**TEXT SEGMENT:**
------------------------------------------------------------------------
Clones are unbelievably useful for dev/test. Need to test a database migration? Clone the production dataset, run the migration on the clone, validate. If it breaks, destroy the clone. If it works, promote. Total extra space used: only the delta from the migration. I've used this pattern to test PostgreSQL major version upgrades on 2TB databases with less than 5GB of overhead.

zfs send / receive — block-level replication

zfs send serializes a snapshot (or the delta between two snapshots) into a byte stream. zfs receive consumes that stream and reconstructs the dataset. This operates at the block level — it doesn't traverse the directory tree or open files. It's faster and more reliable than any file-level tool (rsync, tar, cp).

Full send

# Full send to a local pool
zfs send rpool/srv/data@baseline | zfs recv backup/srv/data

# Full send to a remote machine over SSH
zfs send rpool/srv/data@baseline | ssh backup-host "zfs recv tank/srv/data"

# Recursive send — includes all child datasets and their snapshots
zfs send -R rpool/srv@baseline | ssh backup-host "zfs recv -F tank/srv"
------------------------------------------------------------------------
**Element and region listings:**
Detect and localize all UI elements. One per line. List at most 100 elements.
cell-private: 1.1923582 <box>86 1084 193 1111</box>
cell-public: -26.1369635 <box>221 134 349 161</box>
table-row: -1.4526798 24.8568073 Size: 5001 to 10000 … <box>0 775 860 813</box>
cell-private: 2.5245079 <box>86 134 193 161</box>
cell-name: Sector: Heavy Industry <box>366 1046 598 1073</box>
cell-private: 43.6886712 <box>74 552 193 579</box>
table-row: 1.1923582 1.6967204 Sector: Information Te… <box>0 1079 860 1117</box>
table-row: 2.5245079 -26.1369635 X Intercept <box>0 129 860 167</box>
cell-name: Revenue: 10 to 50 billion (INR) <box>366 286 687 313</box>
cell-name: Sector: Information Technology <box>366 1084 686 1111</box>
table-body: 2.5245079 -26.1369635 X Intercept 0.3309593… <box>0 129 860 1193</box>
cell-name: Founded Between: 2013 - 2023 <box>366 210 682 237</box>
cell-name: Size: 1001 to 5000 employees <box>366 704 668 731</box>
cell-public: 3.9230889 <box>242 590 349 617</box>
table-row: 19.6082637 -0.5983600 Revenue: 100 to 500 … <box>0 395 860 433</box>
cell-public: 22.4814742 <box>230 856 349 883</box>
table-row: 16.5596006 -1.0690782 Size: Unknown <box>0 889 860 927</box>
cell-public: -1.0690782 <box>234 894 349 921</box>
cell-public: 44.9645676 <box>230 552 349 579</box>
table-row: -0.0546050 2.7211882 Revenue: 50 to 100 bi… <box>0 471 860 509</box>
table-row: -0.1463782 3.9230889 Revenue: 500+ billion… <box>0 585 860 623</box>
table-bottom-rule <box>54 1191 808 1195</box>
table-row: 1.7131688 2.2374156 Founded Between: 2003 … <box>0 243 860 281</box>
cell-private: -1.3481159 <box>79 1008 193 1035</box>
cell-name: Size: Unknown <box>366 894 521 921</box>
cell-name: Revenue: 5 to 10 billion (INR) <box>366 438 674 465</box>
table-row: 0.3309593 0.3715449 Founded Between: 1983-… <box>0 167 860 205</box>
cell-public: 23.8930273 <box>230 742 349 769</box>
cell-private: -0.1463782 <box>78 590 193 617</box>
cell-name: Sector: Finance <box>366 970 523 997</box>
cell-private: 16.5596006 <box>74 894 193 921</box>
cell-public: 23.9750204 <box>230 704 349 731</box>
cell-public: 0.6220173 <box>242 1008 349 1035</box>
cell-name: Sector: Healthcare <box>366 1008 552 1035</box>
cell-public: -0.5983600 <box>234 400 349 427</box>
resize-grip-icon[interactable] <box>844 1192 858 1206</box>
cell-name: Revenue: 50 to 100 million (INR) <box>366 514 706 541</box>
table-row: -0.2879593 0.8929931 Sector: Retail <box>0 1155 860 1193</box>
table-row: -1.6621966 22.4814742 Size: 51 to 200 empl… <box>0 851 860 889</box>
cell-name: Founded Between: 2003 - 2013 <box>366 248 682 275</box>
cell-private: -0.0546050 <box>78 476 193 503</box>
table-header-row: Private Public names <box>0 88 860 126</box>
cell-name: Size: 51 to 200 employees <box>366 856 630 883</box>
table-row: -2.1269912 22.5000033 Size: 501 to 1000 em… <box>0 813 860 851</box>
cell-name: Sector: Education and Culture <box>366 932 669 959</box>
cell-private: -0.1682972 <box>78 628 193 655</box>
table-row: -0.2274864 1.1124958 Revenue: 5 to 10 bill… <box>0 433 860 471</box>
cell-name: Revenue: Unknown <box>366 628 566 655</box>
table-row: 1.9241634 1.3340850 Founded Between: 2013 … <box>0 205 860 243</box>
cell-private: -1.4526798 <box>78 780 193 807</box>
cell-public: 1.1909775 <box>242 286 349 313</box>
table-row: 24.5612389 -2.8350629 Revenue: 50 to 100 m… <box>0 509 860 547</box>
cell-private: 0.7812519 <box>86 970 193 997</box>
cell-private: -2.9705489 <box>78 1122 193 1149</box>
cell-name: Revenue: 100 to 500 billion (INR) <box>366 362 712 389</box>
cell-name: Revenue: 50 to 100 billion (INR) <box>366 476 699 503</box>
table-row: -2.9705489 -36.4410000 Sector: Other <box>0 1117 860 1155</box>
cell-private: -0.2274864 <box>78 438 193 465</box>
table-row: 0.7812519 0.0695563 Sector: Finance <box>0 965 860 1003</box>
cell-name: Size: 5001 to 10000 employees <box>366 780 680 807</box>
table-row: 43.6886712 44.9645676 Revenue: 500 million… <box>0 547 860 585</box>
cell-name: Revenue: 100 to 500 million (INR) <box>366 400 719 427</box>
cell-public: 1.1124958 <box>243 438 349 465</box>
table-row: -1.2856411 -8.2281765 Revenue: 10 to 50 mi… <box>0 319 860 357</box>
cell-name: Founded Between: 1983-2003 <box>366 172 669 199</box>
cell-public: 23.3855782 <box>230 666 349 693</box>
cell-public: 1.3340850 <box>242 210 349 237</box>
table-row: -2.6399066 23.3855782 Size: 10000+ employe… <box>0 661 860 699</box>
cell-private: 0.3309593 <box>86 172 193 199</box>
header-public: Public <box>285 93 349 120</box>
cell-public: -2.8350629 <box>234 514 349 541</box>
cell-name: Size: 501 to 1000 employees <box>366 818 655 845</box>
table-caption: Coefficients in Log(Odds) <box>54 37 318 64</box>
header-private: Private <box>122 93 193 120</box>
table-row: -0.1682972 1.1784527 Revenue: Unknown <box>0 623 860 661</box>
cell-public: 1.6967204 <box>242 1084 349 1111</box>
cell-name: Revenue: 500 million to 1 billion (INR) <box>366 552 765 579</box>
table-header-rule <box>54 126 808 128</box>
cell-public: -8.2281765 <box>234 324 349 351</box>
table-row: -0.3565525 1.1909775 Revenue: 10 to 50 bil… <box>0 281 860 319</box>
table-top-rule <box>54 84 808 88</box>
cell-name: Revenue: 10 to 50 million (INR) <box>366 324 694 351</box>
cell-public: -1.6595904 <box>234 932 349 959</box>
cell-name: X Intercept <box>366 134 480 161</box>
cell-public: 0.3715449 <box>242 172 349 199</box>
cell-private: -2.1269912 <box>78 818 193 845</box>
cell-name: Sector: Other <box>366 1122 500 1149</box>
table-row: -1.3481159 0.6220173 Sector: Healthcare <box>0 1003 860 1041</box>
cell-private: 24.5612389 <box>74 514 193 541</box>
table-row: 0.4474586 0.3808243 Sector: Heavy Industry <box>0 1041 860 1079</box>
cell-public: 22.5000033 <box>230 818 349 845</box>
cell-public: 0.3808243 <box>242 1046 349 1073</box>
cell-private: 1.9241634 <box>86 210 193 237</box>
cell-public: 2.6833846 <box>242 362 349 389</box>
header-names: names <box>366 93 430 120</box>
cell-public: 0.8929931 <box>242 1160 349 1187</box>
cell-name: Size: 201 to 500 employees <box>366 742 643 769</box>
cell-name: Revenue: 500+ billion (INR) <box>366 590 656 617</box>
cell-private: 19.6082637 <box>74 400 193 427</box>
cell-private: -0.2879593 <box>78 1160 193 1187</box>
------------------------------------------------------------------------
Retype the ZFS cloning and send/receive text word for word. The records were taken from a different source.

**RESPONSE:**
Clones are unbelievably useful for dev/test. Need to test a database migration? Clone the production dataset, run the migration on the clone, validate. If it breaks, destroy the clone. If it works, promote. Total extra space used: only the delta from the migration. I've used this pattern to test PostgreSQL major version upgrades on 2TB databases with less than 5GB of overhead.

zfs send / receive — block-level replication

zfs send serializes a snapshot (or the delta between two snapshots) into a byte stream. zfs receive consumes that stream and reconstructs the dataset. This operates at the block level — it doesn't traverse the directory tree or open files. It's faster and more reliable than any file-level tool (rsync, tar, cp).

Full send

# Full send to a local pool
zfs send rpool/srv/data@baseline | zfs recv backup/srv/data

# Full send to a remote machine over SSH
zfs send rpool/srv/data@baseline | ssh backup-host "zfs recv tank/srv/data"

# Recursive send — includes all child datasets and their snapshots
zfs send -R rpool/srv@baseline | ssh backup-host "zfs recv -F tank/srv"